Extracted records
--- --- ---

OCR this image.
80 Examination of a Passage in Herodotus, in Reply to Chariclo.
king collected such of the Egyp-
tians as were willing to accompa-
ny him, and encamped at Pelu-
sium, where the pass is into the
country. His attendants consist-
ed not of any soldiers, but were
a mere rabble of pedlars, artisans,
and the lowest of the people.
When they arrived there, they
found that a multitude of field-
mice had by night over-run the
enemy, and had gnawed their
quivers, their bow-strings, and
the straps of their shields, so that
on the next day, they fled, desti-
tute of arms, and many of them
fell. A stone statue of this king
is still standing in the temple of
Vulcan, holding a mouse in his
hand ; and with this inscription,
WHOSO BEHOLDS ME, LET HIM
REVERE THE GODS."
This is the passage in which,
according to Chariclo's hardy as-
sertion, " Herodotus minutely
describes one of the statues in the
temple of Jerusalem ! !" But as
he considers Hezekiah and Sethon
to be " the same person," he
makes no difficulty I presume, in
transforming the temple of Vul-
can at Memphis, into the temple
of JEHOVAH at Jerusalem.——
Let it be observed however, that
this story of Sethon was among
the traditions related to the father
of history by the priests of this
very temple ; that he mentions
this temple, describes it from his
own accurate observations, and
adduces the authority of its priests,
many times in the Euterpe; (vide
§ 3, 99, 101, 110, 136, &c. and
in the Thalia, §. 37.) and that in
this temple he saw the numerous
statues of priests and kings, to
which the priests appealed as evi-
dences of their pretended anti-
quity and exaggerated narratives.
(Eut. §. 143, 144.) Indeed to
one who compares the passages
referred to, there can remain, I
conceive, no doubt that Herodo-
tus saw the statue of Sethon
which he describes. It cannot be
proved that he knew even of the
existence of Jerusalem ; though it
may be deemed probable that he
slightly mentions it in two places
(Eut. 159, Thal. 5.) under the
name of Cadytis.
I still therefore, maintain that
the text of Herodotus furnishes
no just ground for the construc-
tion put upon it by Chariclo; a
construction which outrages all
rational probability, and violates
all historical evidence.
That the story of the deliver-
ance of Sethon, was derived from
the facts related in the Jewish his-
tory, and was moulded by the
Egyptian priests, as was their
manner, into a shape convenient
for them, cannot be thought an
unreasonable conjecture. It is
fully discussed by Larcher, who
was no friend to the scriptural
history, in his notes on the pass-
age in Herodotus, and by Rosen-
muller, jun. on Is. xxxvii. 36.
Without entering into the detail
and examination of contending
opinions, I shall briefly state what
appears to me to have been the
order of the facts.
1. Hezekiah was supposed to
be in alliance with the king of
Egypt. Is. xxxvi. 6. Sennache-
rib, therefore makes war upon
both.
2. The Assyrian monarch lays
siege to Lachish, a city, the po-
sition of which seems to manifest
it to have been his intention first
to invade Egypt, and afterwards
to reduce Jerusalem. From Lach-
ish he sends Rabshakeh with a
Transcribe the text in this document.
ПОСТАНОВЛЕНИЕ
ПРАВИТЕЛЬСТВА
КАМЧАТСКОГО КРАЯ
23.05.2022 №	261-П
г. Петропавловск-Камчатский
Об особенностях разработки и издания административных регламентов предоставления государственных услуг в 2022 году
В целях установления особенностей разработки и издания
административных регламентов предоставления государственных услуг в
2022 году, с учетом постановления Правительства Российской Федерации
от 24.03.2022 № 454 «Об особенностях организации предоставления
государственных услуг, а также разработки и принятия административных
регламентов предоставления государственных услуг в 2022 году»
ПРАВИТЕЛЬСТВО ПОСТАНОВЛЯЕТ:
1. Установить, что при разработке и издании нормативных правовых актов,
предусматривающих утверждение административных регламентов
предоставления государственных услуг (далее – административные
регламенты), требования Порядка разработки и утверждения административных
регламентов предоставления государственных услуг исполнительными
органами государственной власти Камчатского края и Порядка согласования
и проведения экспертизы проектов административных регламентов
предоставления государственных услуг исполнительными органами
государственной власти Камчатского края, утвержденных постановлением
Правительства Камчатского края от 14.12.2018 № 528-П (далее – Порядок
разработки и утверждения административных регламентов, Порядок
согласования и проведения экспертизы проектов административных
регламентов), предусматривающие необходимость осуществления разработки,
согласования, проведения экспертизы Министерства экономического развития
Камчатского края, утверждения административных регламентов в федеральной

--- --- ---

Task statement - Copy the data above exactly. Every line must be included.

Result of the exercise -
OCR this image.
80 Examination of a Passage in Herodotus, in Reply to Chariclo.
king collected such of the Egyp-
tians as were willing to accompa-
ny him, and encamped at Pelu-
sium, where the pass is into the
country. His attendants consist-
ed not of any soldiers, but were
a mere rabble of pedlars, artisans,
and the lowest of the people.
When they arrived there, they
found that a multitude of field-
mice had by night over-run the
enemy, and had gnawed their
quivers, their bow-strings, and
the straps of their shields, so that
on the next day, they fled, desti-
tute of arms, and many of them
fell. A stone statue of this king
is still standing in the temple of
Vulcan, holding a mouse in his
hand ; and with this inscription,
WHOSO BEHOLDS ME, LET HIM
REVERE THE GODS."
This is the passage in which,
according to Chariclo's hardy as-
sertion, " Herodotus minutely
describes one of the statues in the
temple of Jerusalem ! !" But as
he considers Hezekiah and Sethon
to be " the same person," he
makes no difficulty I presume, in
transforming the temple of Vul-
can at Memphis, into the temple
of JEHOVAH at Jerusalem.——
Let it be observed however, that
this story of Sethon was among
the traditions related to the father
of history by the priests of this
very temple ; that he mentions
this temple, describes it from his
own accurate observations, and
adduces the authority of its priests,
many times in the Euterpe; (vide
§ 3, 99, 101, 110, 136, &c. and
in the Thalia, §. 37.) and that in
this temple he saw the numerous
statues of priests and kings, to
which the priests appealed as evi-
dences of their pretended anti-
quity and exaggerated narratives.
(Eut. §. 143, 144.) Indeed to
one who compares the passages
referred to, there can remain, I
conceive, no doubt that Herodo-
tus saw the statue of Sethon
which he describes. It cannot be
proved that he knew even of the
existence of Jerusalem ; though it
may be deemed probable that he
slightly mentions it in two places
(Eut. 159, Thal. 5.) under the
name of Cadytis.
I still therefore, maintain that
the text of Herodotus furnishes
no just ground for the construc-
tion put upon it by Chariclo; a
construction which outrages all
rational probability, and violates
all historical evidence.
That the story of the deliver-
ance of Sethon, was derived from
the facts related in the Jewish his-
tory, and was moulded by the
Egyptian priests, as was their
manner, into a shape convenient
for them, cannot be thought an
unreasonable conjecture. It is
fully discussed by Larcher, who
was no friend to the scriptural
history, in his notes on the pass-
age in Herodotus, and by Rosen-
muller, jun. on Is. xxxvii. 36.
Without entering into the detail
and examination of contending
opinions, I shall briefly state what
appears to me to have been the
order of the facts.
1. Hezekiah was supposed to
be in alliance with the king of
Egypt. Is. xxxvi. 6. Sennache-
rib, therefore makes war upon
both.
2. The Assyrian monarch lays
siege to Lachish, a city, the po-
sition of which seems to manifest
it to have been his intention first
to invade Egypt, and afterwards
to reduce Jerusalem. From Lach-
ish he sends Rabshakeh with a
Transcribe the text in this document.
ПОСТАНОВЛЕНИЕ
ПРАВИТЕЛЬСТВА
КАМЧАТСКОГО КРАЯ
23.05.2022 №	261-П
г. Петропавловск-Камчатский
Об особенностях разработки и издания административных регламентов предоставления государственных услуг в 2022 году
В целях установления особенностей разработки и издания
административных регламентов предоставления государственных услуг в
2022 году, с учетом постановления Правительства Российской Федерации
от 24.03.2022 № 454 «Об особенностях организации предоставления
государственных услуг, а также разработки и принятия административных
регламентов предоставления государственных услуг в 2022 году»
ПРАВИТЕЛЬСТВО ПОСТАНОВЛЯЕТ:
1. Установить, что при разработке и издании нормативных правовых актов,
предусматривающих утверждение административных регламентов
предоставления государственных услуг (далее – административные
регламенты), требования Порядка разработки и утверждения административных
регламентов предоставления государственных услуг исполнительными
органами государственной власти Камчатского края и Порядка согласования
и проведения экспертизы проектов административных регламентов
предоставления государственных услуг исполнительными органами
государственной власти Камчатского края, утвержденных постановлением
Правительства Камчатского края от 14.12.2018 № 528-П (далее – Порядок
разработки и утверждения административных регламентов, Порядок
согласования и проведения экспертизы проектов административных
регламентов), предусматривающие необходимость осуществления разработки,
согласования, проведения экспертизы Министерства экономического развития
Камчатского края, утверждения административных регламентов в федеральной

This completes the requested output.